* [INSTRUCTION] Check each line for the word "Canada" and report how many have it. Give nothing else.

* [Figure dataset records]
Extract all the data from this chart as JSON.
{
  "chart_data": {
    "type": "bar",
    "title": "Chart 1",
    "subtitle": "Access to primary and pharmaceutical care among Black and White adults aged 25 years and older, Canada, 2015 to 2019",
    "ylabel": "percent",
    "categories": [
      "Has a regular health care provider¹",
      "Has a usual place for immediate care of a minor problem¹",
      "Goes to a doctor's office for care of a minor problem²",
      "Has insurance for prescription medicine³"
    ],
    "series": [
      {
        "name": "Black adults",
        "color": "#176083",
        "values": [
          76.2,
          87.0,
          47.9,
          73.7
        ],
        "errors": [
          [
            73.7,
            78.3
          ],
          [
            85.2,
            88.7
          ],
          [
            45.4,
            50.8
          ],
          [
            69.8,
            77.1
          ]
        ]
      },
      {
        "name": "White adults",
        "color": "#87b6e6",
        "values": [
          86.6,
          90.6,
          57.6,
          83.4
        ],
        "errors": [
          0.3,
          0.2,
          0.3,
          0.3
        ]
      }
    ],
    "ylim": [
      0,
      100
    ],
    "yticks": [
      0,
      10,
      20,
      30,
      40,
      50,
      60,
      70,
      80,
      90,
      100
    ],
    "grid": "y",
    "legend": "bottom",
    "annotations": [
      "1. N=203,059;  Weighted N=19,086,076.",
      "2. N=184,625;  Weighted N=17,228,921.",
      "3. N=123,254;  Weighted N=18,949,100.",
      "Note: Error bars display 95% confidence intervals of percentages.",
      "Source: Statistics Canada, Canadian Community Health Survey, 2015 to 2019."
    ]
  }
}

* [THE OUTPUT] 2